[START DATA ROWS]

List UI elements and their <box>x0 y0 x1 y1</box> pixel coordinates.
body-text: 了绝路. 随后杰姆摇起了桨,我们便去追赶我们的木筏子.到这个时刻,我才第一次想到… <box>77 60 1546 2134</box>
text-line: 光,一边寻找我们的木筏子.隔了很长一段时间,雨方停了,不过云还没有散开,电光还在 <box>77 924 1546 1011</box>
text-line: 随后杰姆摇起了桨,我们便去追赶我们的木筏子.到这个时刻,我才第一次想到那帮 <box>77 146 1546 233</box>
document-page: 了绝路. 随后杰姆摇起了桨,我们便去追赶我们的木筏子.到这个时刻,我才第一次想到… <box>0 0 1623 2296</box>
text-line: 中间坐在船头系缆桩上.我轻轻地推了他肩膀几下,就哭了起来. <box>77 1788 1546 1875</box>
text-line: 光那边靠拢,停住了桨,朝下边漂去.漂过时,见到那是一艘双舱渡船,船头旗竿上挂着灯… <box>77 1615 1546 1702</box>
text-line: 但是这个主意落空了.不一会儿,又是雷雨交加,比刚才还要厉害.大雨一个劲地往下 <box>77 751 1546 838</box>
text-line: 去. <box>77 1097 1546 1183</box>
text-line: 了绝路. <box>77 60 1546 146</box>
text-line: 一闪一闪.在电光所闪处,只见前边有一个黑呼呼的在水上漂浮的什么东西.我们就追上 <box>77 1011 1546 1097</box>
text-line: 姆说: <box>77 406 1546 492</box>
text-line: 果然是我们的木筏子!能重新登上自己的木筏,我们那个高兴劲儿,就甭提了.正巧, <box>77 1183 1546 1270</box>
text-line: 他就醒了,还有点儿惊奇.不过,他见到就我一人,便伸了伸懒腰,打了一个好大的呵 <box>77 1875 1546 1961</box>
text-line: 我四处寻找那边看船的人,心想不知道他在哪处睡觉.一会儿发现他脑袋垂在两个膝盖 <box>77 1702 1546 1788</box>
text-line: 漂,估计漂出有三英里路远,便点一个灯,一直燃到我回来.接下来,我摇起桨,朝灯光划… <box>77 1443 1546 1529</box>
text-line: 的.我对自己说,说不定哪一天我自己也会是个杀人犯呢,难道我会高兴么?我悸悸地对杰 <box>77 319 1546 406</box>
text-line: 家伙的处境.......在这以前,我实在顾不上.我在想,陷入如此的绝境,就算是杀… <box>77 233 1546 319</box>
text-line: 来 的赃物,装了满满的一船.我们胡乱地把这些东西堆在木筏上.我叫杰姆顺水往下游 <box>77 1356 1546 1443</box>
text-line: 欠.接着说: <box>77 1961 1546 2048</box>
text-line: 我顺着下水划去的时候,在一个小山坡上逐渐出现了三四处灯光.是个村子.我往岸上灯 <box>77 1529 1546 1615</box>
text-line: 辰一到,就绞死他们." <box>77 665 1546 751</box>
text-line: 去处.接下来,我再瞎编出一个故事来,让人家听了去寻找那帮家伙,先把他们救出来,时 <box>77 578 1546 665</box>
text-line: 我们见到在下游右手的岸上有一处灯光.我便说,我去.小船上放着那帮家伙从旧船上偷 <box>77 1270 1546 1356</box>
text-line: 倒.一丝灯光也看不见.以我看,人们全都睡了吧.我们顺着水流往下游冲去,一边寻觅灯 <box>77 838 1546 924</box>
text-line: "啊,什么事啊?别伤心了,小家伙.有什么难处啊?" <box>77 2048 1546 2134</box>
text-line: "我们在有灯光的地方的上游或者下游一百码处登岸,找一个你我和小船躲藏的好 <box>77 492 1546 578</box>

[END DATA ROWS]

◆ **TASK DIRECTIONS**:
Reproduce every one of the entries above verbatim, line for line, with nothing altered.

◆ **RESULT**:
List UI elements and their <box>x0 y0 x1 y1</box> pixel coordinates.
body-text: 了绝路. 随后杰姆摇起了桨,我们便去追赶我们的木筏子.到这个时刻,我才第一次想到… <box>77 60 1546 2134</box>
text-line: 光,一边寻找我们的木筏子.隔了很长一段时间,雨方停了,不过云还没有散开,电光还在 <box>77 924 1546 1011</box>
text-line: 随后杰姆摇起了桨,我们便去追赶我们的木筏子.到这个时刻,我才第一次想到那帮 <box>77 146 1546 233</box>
document-page: 了绝路. 随后杰姆摇起了桨,我们便去追赶我们的木筏子.到这个时刻,我才第一次想到… <box>0 0 1623 2296</box>
text-line: 中间坐在船头系缆桩上.我轻轻地推了他肩膀几下,就哭了起来. <box>77 1788 1546 1875</box>
text-line: 光那边靠拢,停住了桨,朝下边漂去.漂过时,见到那是一艘双舱渡船,船头旗竿上挂着灯… <box>77 1615 1546 1702</box>
text-line: 但是这个主意落空了.不一会儿,又是雷雨交加,比刚才还要厉害.大雨一个劲地往下 <box>77 751 1546 838</box>
text-line: 去. <box>77 1097 1546 1183</box>
text-line: 了绝路. <box>77 60 1546 146</box>
text-line: 一闪一闪.在电光所闪处,只见前边有一个黑呼呼的在水上漂浮的什么东西.我们就追上 <box>77 1011 1546 1097</box>
text-line: 姆说: <box>77 406 1546 492</box>
text-line: 果然是我们的木筏子!能重新登上自己的木筏,我们那个高兴劲儿,就甭提了.正巧, <box>77 1183 1546 1270</box>
text-line: 他就醒了,还有点儿惊奇.不过,他见到就我一人,便伸了伸懒腰,打了一个好大的呵 <box>77 1875 1546 1961</box>
text-line: 我四处寻找那边看船的人,心想不知道他在哪处睡觉.一会儿发现他脑袋垂在两个膝盖 <box>77 1702 1546 1788</box>
text-line: 漂,估计漂出有三英里路远,便点一个灯,一直燃到我回来.接下来,我摇起桨,朝灯光划… <box>77 1443 1546 1529</box>
text-line: 的.我对自己说,说不定哪一天我自己也会是个杀人犯呢,难道我会高兴么?我悸悸地对杰 <box>77 319 1546 406</box>
text-line: 家伙的处境.......在这以前,我实在顾不上.我在想,陷入如此的绝境,就算是杀… <box>77 233 1546 319</box>
text-line: 来 的赃物,装了满满的一船.我们胡乱地把这些东西堆在木筏上.我叫杰姆顺水往下游 <box>77 1356 1546 1443</box>
text-line: 欠.接着说: <box>77 1961 1546 2048</box>
text-line: 我顺着下水划去的时候,在一个小山坡上逐渐出现了三四处灯光.是个村子.我往岸上灯 <box>77 1529 1546 1615</box>
text-line: 辰一到,就绞死他们." <box>77 665 1546 751</box>
text-line: 去处.接下来,我再瞎编出一个故事来,让人家听了去寻找那帮家伙,先把他们救出来,时 <box>77 578 1546 665</box>
text-line: 我们见到在下游右手的岸上有一处灯光.我便说,我去.小船上放着那帮家伙从旧船上偷 <box>77 1270 1546 1356</box>
text-line: 倒.一丝灯光也看不见.以我看,人们全都睡了吧.我们顺着水流往下游冲去,一边寻觅灯 <box>77 838 1546 924</box>
text-line: "啊,什么事啊?别伤心了,小家伙.有什么难处啊?" <box>77 2048 1546 2134</box>
text-line: "我们在有灯光的地方的上游或者下游一百码处登岸,找一个你我和小船躲藏的好 <box>77 492 1546 578</box>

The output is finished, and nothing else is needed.